■ Work to complete
Reproduce all entries precisely, down to the last character.

====

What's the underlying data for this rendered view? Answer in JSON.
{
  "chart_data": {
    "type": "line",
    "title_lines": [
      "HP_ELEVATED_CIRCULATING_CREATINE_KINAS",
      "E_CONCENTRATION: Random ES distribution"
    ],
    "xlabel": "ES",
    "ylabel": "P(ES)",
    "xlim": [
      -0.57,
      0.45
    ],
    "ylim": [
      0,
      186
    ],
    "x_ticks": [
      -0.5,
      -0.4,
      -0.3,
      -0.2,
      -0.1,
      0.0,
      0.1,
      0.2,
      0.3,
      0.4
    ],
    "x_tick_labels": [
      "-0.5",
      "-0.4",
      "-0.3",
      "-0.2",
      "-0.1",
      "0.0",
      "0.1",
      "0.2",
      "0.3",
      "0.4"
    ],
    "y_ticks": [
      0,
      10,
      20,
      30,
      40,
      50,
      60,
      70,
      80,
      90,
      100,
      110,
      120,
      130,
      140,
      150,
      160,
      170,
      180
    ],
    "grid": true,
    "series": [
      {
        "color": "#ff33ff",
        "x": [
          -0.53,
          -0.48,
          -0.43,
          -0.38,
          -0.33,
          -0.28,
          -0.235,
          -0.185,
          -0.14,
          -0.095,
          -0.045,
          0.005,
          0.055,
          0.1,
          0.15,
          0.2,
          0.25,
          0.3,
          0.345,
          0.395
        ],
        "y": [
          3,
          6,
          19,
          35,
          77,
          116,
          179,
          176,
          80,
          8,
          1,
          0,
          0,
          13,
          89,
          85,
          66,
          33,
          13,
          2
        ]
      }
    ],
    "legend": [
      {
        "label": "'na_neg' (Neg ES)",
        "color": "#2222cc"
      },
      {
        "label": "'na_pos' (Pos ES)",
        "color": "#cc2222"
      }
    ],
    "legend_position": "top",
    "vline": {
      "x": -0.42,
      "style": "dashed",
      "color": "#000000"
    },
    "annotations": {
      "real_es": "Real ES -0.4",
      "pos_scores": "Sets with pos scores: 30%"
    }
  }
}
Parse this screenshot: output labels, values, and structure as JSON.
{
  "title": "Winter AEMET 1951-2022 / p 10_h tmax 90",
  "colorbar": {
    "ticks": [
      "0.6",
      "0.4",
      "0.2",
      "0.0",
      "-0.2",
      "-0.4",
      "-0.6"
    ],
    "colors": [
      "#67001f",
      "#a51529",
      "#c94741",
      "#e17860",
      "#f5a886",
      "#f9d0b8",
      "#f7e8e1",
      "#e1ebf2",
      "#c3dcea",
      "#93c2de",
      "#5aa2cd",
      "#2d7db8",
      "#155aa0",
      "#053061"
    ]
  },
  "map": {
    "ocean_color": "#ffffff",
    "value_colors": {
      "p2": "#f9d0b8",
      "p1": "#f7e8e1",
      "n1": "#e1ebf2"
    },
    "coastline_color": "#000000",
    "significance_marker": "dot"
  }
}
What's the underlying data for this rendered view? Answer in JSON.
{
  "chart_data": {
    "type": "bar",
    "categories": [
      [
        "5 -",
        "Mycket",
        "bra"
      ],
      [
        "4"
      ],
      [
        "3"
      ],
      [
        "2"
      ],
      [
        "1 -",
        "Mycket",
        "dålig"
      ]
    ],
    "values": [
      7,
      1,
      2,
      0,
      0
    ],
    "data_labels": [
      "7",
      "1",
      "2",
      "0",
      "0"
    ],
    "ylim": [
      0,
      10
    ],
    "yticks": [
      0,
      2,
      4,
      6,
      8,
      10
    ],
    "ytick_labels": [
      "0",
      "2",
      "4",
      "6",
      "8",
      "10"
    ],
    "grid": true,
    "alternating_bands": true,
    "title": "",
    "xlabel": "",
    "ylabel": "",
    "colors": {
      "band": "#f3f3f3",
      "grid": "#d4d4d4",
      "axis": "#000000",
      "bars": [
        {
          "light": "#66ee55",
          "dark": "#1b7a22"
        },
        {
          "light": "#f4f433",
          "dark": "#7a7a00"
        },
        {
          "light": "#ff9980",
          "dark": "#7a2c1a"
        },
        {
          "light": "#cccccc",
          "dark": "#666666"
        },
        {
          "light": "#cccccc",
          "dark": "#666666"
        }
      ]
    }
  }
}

====

■ Task answer
What's the underlying data for this rendered view? Answer in JSON.
{
  "chart_data": {
    "type": "line",
    "title_lines": [
      "HP_ELEVATED_CIRCULATING_CREATINE_KINAS",
      "E_CONCENTRATION: Random ES distribution"
    ],
    "xlabel": "ES",
    "ylabel": "P(ES)",
    "xlim": [
      -0.57,
      0.45
    ],
    "ylim": [
      0,
      186
    ],
    "x_ticks": [
      -0.5,
      -0.4,
      -0.3,
      -0.2,
      -0.1,
      0.0,
      0.1,
      0.2,
      0.3,
      0.4
    ],
    "x_tick_labels": [
      "-0.5",
      "-0.4",
      "-0.3",
      "-0.2",
      "-0.1",
      "0.0",
      "0.1",
      "0.2",
      "0.3",
      "0.4"
    ],
    "y_ticks": [
      0,
      10,
      20,
      30,
      40,
      50,
      60,
      70,
      80,
      90,
      100,
      110,
      120,
      130,
      140,
      150,
      160,
      170,
      180
    ],
    "grid": true,
    "series": [
      {
        "color": "#ff33ff",
        "x": [
          -0.53,
          -0.48,
          -0.43,
          -0.38,
          -0.33,
          -0.28,
          -0.235,
          -0.185,
          -0.14,
          -0.095,
          -0.045,
          0.005,
          0.055,
          0.1,
          0.15,
          0.2,
          0.25,
          0.3,
          0.345,
          0.395
        ],
        "y": [
          3,
          6,
          19,
          35,
          77,
          116,
          179,
          176,
          80,
          8,
          1,
          0,
          0,
          13,
          89,
          85,
          66,
          33,
          13,
          2
        ]
      }
    ],
    "legend": [
      {
        "label": "'na_neg' (Neg ES)",
        "color": "#2222cc"
      },
      {
        "label": "'na_pos' (Pos ES)",
        "color": "#cc2222"
      }
    ],
    "legend_position": "top",
    "vline": {
      "x": -0.42,
      "style": "dashed",
      "color": "#000000"
    },
    "annotations": {
      "real_es": "Real ES -0.4",
      "pos_scores": "Sets with pos scores: 30%"
    }
  }
}
Parse this screenshot: output labels, values, and structure as JSON.
{
  "title": "Winter AEMET 1951-2022 / p 10_h tmax 90",
  "colorbar": {
    "ticks": [
      "0.6",
      "0.4",
      "0.2",
      "0.0",
      "-0.2",
      "-0.4",
      "-0.6"
    ],
    "colors": [
      "#67001f",
      "#a51529",
      "#c94741",
      "#e17860",
      "#f5a886",
      "#f9d0b8",
      "#f7e8e1",
      "#e1ebf2",
      "#c3dcea",
      "#93c2de",
      "#5aa2cd",
      "#2d7db8",
      "#155aa0",
      "#053061"
    ]
  },
  "map": {
    "ocean_color": "#ffffff",
    "value_colors": {
      "p2": "#f9d0b8",
      "p1": "#f7e8e1",
      "n1": "#e1ebf2"
    },
    "coastline_color": "#000000",
    "significance_marker": "dot"
  }
}
What's the underlying data for this rendered view? Answer in JSON.
{
  "chart_data": {
    "type": "bar",
    "categories": [
      [
        "5 -",
        "Mycket",
        "bra"
      ],
      [
        "4"
      ],
      [
        "3"
      ],
      [
        "2"
      ],
      [
        "1 -",
        "Mycket",
        "dålig"
      ]
    ],
    "values": [
      7,
      1,
      2,
      0,
      0
    ],
    "data_labels": [
      "7",
      "1",
      "2",
      "0",
      "0"
    ],
    "ylim": [
      0,
      10
    ],
    "yticks": [
      0,
      2,
      4,
      6,
      8,
      10
    ],
    "ytick_labels": [
      "0",
      "2",
      "4",
      "6",
      "8",
      "10"
    ],
    "grid": true,
    "alternating_bands": true,
    "title": "",
    "xlabel": "",
    "ylabel": "",
    "colors": {
      "band": "#f3f3f3",
      "grid": "#d4d4d4",
      "axis": "#000000",
      "bars": [
        {
          "light": "#66ee55",
          "dark": "#1b7a22"
        },
        {
          "light": "#f4f433",
          "dark": "#7a7a00"
        },
        {
          "light": "#ff9980",
          "dark": "#7a2c1a"
        },
        {
          "light": "#cccccc",
          "dark": "#666666"
        },
        {
          "light": "#cccccc",
          "dark": "#666666"
        }
      ]
    }
  }
}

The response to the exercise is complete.